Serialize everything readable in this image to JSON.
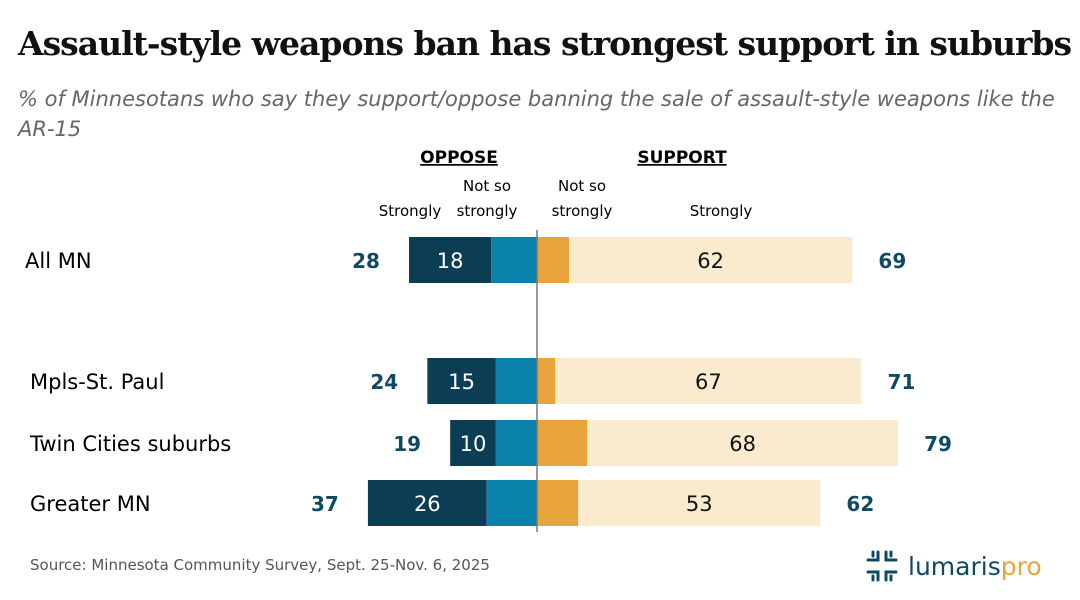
{
  "title": "Assault-style weapons ban has strongest support in suburbs",
  "subtitle": "% of Minnesotans who say they support/oppose banning the sale of assault-style weapons like the AR-15",
  "source": "Source: Minnesota Community Survey, Sept. 25-Nov. 6, 2025",
  "logo": {
    "text_main": "lumaris",
    "text_accent": "pro"
  },
  "chart_data": {
    "type": "bar",
    "orientation": "horizontal-diverging",
    "group_labels": {
      "oppose": "OPPOSE",
      "support": "SUPPORT"
    },
    "column_labels": {
      "oppose_strongly": "Strongly",
      "oppose_not_so": [
        "Not so",
        "strongly"
      ],
      "support_not_so": [
        "Not so",
        "strongly"
      ],
      "support_strongly": "Strongly"
    },
    "categories": [
      "All MN",
      "Mpls-St. Paul",
      "Twin Cities suburbs",
      "Greater MN"
    ],
    "series": [
      {
        "name": "Oppose strongly",
        "values": [
          18,
          15,
          10,
          26
        ],
        "color": "#0b3d55"
      },
      {
        "name": "Oppose not so strongly",
        "values": [
          10,
          9,
          9,
          11
        ],
        "color": "#0a82ab"
      },
      {
        "name": "Support not so strongly",
        "values": [
          7,
          4,
          11,
          9
        ],
        "color": "#e8a33c"
      },
      {
        "name": "Support strongly",
        "values": [
          62,
          67,
          68,
          53
        ],
        "color": "#faebcf"
      }
    ],
    "oppose_totals": [
      28,
      24,
      19,
      37
    ],
    "support_totals": [
      69,
      71,
      79,
      62
    ],
    "total_label_color": "#0f4a63",
    "grid": false,
    "legend": "none"
  }
}
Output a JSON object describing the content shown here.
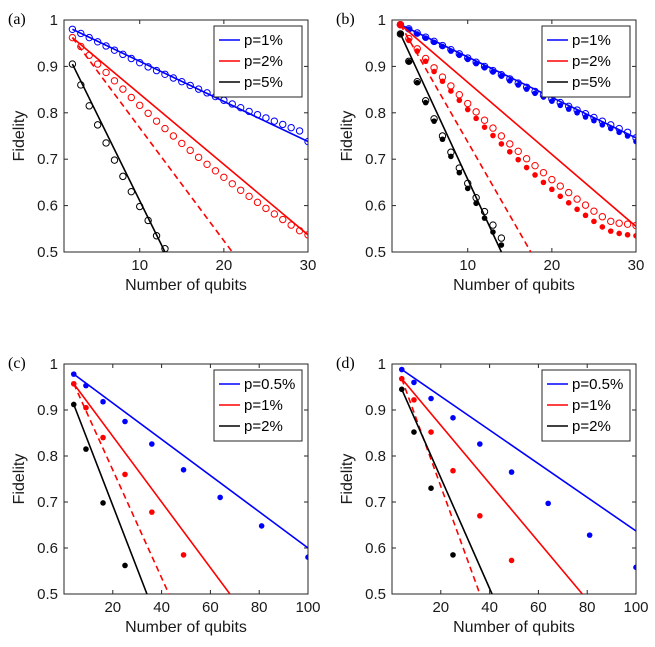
{
  "chart_data": [
    {
      "panel_label": "(a)",
      "type": "line",
      "xlabel": "Number of qubits",
      "ylabel": "Fidelity",
      "xlim": [
        1,
        30
      ],
      "ylim": [
        0.5,
        1
      ],
      "xticks": [
        10,
        20,
        30
      ],
      "yticks": [
        0.5,
        0.6,
        0.7,
        0.8,
        0.9,
        1
      ],
      "ytick_labels": [
        "0.5",
        "0.6",
        "0.7",
        "0.8",
        "0.9",
        "1"
      ],
      "legend_position": "top-right",
      "series": [
        {
          "name": "p=1%",
          "color": "#0000ff",
          "kind": "solid",
          "x": [
            2,
            30
          ],
          "y": [
            0.98,
            0.738
          ]
        },
        {
          "name": "",
          "color": "#0000ff",
          "kind": "open-circles",
          "x": [
            2,
            3,
            4,
            5,
            6,
            7,
            8,
            9,
            10,
            11,
            12,
            13,
            14,
            15,
            16,
            17,
            18,
            19,
            20,
            21,
            22,
            23,
            24,
            25,
            26,
            27,
            28,
            29,
            30
          ],
          "y": [
            0.98,
            0.971,
            0.962,
            0.953,
            0.944,
            0.935,
            0.926,
            0.917,
            0.908,
            0.899,
            0.891,
            0.883,
            0.875,
            0.867,
            0.859,
            0.851,
            0.843,
            0.835,
            0.827,
            0.819,
            0.811,
            0.803,
            0.796,
            0.789,
            0.782,
            0.775,
            0.768,
            0.761,
            0.738
          ]
        },
        {
          "name": "p=2%",
          "color": "#ff0000",
          "kind": "solid",
          "x": [
            2,
            30
          ],
          "y": [
            0.962,
            0.537
          ]
        },
        {
          "name": "",
          "color": "#ff0000",
          "kind": "open-circles",
          "x": [
            2,
            3,
            4,
            5,
            6,
            7,
            8,
            9,
            10,
            11,
            12,
            13,
            14,
            15,
            16,
            17,
            18,
            19,
            20,
            21,
            22,
            23,
            24,
            25,
            26,
            27,
            28,
            29,
            30
          ],
          "y": [
            0.962,
            0.943,
            0.924,
            0.905,
            0.887,
            0.869,
            0.851,
            0.833,
            0.816,
            0.799,
            0.782,
            0.766,
            0.75,
            0.734,
            0.719,
            0.704,
            0.689,
            0.675,
            0.661,
            0.647,
            0.633,
            0.62,
            0.607,
            0.594,
            0.582,
            0.57,
            0.558,
            0.546,
            0.537
          ]
        },
        {
          "name": "",
          "color": "#ff0000",
          "kind": "dashed",
          "x": [
            2,
            21
          ],
          "y": [
            0.962,
            0.5
          ]
        },
        {
          "name": "p=5%",
          "color": "#000000",
          "kind": "solid",
          "x": [
            2,
            13
          ],
          "y": [
            0.905,
            0.5
          ]
        },
        {
          "name": "",
          "color": "#000000",
          "kind": "open-circles",
          "x": [
            2,
            3,
            4,
            5,
            6,
            7,
            8,
            9,
            10,
            11,
            12,
            13
          ],
          "y": [
            0.905,
            0.86,
            0.815,
            0.774,
            0.735,
            0.698,
            0.663,
            0.63,
            0.598,
            0.568,
            0.535,
            0.507
          ]
        }
      ]
    },
    {
      "panel_label": "(b)",
      "type": "line",
      "xlabel": "Number of qubits",
      "ylabel": "Fidelity",
      "xlim": [
        1,
        30
      ],
      "ylim": [
        0.5,
        1
      ],
      "xticks": [
        10,
        20,
        30
      ],
      "yticks": [
        0.5,
        0.6,
        0.7,
        0.8,
        0.9,
        1
      ],
      "ytick_labels": [
        "0.5",
        "0.6",
        "0.7",
        "0.8",
        "0.9",
        "1"
      ],
      "legend_position": "top-right",
      "series": [
        {
          "name": "p=1%",
          "color": "#0000ff",
          "kind": "solid",
          "x": [
            2,
            30
          ],
          "y": [
            0.99,
            0.746
          ]
        },
        {
          "name": "",
          "color": "#0000ff",
          "kind": "open-circles",
          "x": [
            2,
            3,
            4,
            5,
            6,
            7,
            8,
            9,
            10,
            11,
            12,
            13,
            14,
            15,
            16,
            17,
            18,
            19,
            20,
            21,
            22,
            23,
            24,
            25,
            26,
            27,
            28,
            29,
            30
          ],
          "y": [
            0.99,
            0.981,
            0.972,
            0.963,
            0.954,
            0.945,
            0.936,
            0.927,
            0.918,
            0.909,
            0.9,
            0.891,
            0.882,
            0.873,
            0.864,
            0.855,
            0.846,
            0.838,
            0.83,
            0.822,
            0.814,
            0.806,
            0.798,
            0.79,
            0.782,
            0.774,
            0.766,
            0.758,
            0.746
          ]
        },
        {
          "name": "",
          "color": "#0000ff",
          "kind": "filled-dots",
          "x": [
            2,
            3,
            4,
            5,
            6,
            7,
            8,
            9,
            10,
            11,
            12,
            13,
            14,
            15,
            16,
            17,
            18,
            19,
            20,
            21,
            22,
            23,
            24,
            25,
            26,
            27,
            28,
            29,
            30
          ],
          "y": [
            0.99,
            0.98,
            0.97,
            0.961,
            0.952,
            0.943,
            0.933,
            0.924,
            0.915,
            0.906,
            0.897,
            0.888,
            0.879,
            0.869,
            0.86,
            0.851,
            0.842,
            0.834,
            0.825,
            0.816,
            0.808,
            0.8,
            0.791,
            0.783,
            0.774,
            0.766,
            0.758,
            0.75,
            0.738
          ]
        },
        {
          "name": "p=2%",
          "color": "#ff0000",
          "kind": "solid",
          "x": [
            2,
            30
          ],
          "y": [
            0.99,
            0.555
          ]
        },
        {
          "name": "",
          "color": "#ff0000",
          "kind": "open-circles",
          "x": [
            2,
            3,
            4,
            5,
            6,
            7,
            8,
            9,
            10,
            11,
            12,
            13,
            14,
            15,
            16,
            17,
            18,
            19,
            20,
            21,
            22,
            23,
            24,
            25,
            26,
            27,
            28,
            29,
            30
          ],
          "y": [
            0.99,
            0.96,
            0.938,
            0.917,
            0.897,
            0.877,
            0.858,
            0.839,
            0.82,
            0.802,
            0.784,
            0.767,
            0.75,
            0.733,
            0.717,
            0.701,
            0.686,
            0.671,
            0.656,
            0.642,
            0.628,
            0.614,
            0.601,
            0.588,
            0.576,
            0.566,
            0.562,
            0.56,
            0.557
          ]
        },
        {
          "name": "",
          "color": "#ff0000",
          "kind": "filled-dots",
          "x": [
            2,
            3,
            4,
            5,
            6,
            7,
            8,
            9,
            10,
            11,
            12,
            13,
            14,
            15,
            16,
            17,
            18,
            19,
            20,
            21,
            22,
            23,
            24,
            25,
            26,
            27,
            28,
            29,
            30
          ],
          "y": [
            0.99,
            0.956,
            0.933,
            0.911,
            0.889,
            0.868,
            0.847,
            0.827,
            0.807,
            0.788,
            0.769,
            0.751,
            0.733,
            0.716,
            0.699,
            0.682,
            0.666,
            0.65,
            0.635,
            0.62,
            0.606,
            0.592,
            0.579,
            0.566,
            0.554,
            0.545,
            0.54,
            0.537,
            0.535
          ]
        },
        {
          "name": "",
          "color": "#ff0000",
          "kind": "dashed",
          "x": [
            2,
            17.5
          ],
          "y": [
            0.99,
            0.5
          ]
        },
        {
          "name": "p=5%",
          "color": "#000000",
          "kind": "solid",
          "x": [
            2,
            14
          ],
          "y": [
            0.97,
            0.5
          ]
        },
        {
          "name": "",
          "color": "#000000",
          "kind": "open-circles",
          "x": [
            2,
            3,
            4,
            5,
            6,
            7,
            8,
            9,
            10,
            11,
            12,
            13,
            14
          ],
          "y": [
            0.97,
            0.911,
            0.867,
            0.826,
            0.787,
            0.75,
            0.715,
            0.681,
            0.648,
            0.617,
            0.587,
            0.558,
            0.53
          ]
        },
        {
          "name": "",
          "color": "#000000",
          "kind": "filled-dots",
          "x": [
            2,
            3,
            4,
            5,
            6,
            7,
            8,
            9,
            10,
            11,
            12,
            13,
            14
          ],
          "y": [
            0.97,
            0.91,
            0.865,
            0.822,
            0.782,
            0.743,
            0.706,
            0.671,
            0.637,
            0.605,
            0.573,
            0.543,
            0.515
          ]
        }
      ]
    },
    {
      "panel_label": "(c)",
      "type": "line",
      "xlabel": "Number of qubits",
      "ylabel": "Fidelity",
      "xlim": [
        0,
        100
      ],
      "ylim": [
        0.5,
        1
      ],
      "xticks": [
        20,
        40,
        60,
        80,
        100
      ],
      "yticks": [
        0.5,
        0.6,
        0.7,
        0.8,
        0.9,
        1
      ],
      "ytick_labels": [
        "0.5",
        "0.6",
        "0.7",
        "0.8",
        "0.9",
        "1"
      ],
      "legend_position": "top-right",
      "series": [
        {
          "name": "p=0.5%",
          "color": "#0000ff",
          "kind": "solid",
          "x": [
            4,
            100
          ],
          "y": [
            0.978,
            0.6
          ]
        },
        {
          "name": "",
          "color": "#0000ff",
          "kind": "filled-dots",
          "x": [
            4,
            9,
            16,
            25,
            36,
            49,
            64,
            81,
            100
          ],
          "y": [
            0.978,
            0.953,
            0.918,
            0.875,
            0.826,
            0.77,
            0.71,
            0.648,
            0.58
          ]
        },
        {
          "name": "p=1%",
          "color": "#ff0000",
          "kind": "solid",
          "x": [
            4,
            68
          ],
          "y": [
            0.957,
            0.5
          ]
        },
        {
          "name": "",
          "color": "#ff0000",
          "kind": "filled-dots",
          "x": [
            4,
            9,
            16,
            25,
            36,
            49
          ],
          "y": [
            0.957,
            0.905,
            0.84,
            0.76,
            0.678,
            0.585
          ]
        },
        {
          "name": "",
          "color": "#ff0000",
          "kind": "dashed",
          "x": [
            4,
            43
          ],
          "y": [
            0.957,
            0.5
          ]
        },
        {
          "name": "p=2%",
          "color": "#000000",
          "kind": "solid",
          "x": [
            4,
            34
          ],
          "y": [
            0.912,
            0.5
          ]
        },
        {
          "name": "",
          "color": "#000000",
          "kind": "filled-dots",
          "x": [
            4,
            9,
            16,
            25
          ],
          "y": [
            0.912,
            0.815,
            0.698,
            0.562
          ]
        }
      ]
    },
    {
      "panel_label": "(d)",
      "type": "line",
      "xlabel": "Number of qubits",
      "ylabel": "Fidelity",
      "xlim": [
        0,
        100
      ],
      "ylim": [
        0.5,
        1
      ],
      "xticks": [
        20,
        40,
        60,
        80,
        100
      ],
      "yticks": [
        0.5,
        0.6,
        0.7,
        0.8,
        0.9,
        1
      ],
      "ytick_labels": [
        "0.5",
        "0.6",
        "0.7",
        "0.8",
        "0.9",
        "1"
      ],
      "legend_position": "top-right",
      "series": [
        {
          "name": "p=0.5%",
          "color": "#0000ff",
          "kind": "solid",
          "x": [
            4,
            100
          ],
          "y": [
            0.988,
            0.637
          ]
        },
        {
          "name": "",
          "color": "#0000ff",
          "kind": "filled-dots",
          "x": [
            4,
            9,
            16,
            25,
            36,
            49,
            64,
            81,
            100
          ],
          "y": [
            0.988,
            0.96,
            0.925,
            0.883,
            0.826,
            0.765,
            0.697,
            0.628,
            0.558
          ]
        },
        {
          "name": "p=1%",
          "color": "#ff0000",
          "kind": "solid",
          "x": [
            4,
            78
          ],
          "y": [
            0.968,
            0.5
          ]
        },
        {
          "name": "",
          "color": "#ff0000",
          "kind": "filled-dots",
          "x": [
            4,
            9,
            16,
            25,
            36,
            49
          ],
          "y": [
            0.968,
            0.922,
            0.852,
            0.768,
            0.67,
            0.573
          ]
        },
        {
          "name": "",
          "color": "#ff0000",
          "kind": "dashed",
          "x": [
            4,
            36
          ],
          "y": [
            0.968,
            0.5
          ]
        },
        {
          "name": "p=2%",
          "color": "#000000",
          "kind": "solid",
          "x": [
            4,
            41
          ],
          "y": [
            0.945,
            0.5
          ]
        },
        {
          "name": "",
          "color": "#000000",
          "kind": "filled-dots",
          "x": [
            4,
            9,
            16,
            25
          ],
          "y": [
            0.945,
            0.852,
            0.73,
            0.585
          ]
        }
      ]
    }
  ]
}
........
- [WHAT IS BEING ASKED]
Pick out every line of the listing containing the word "suburbs", and show those lines.

- [OUTPUT FOR THIS EXERCISE]
  "title": "Assault-style weapons ban has strongest support in suburbs",
      "Twin Cities suburbs",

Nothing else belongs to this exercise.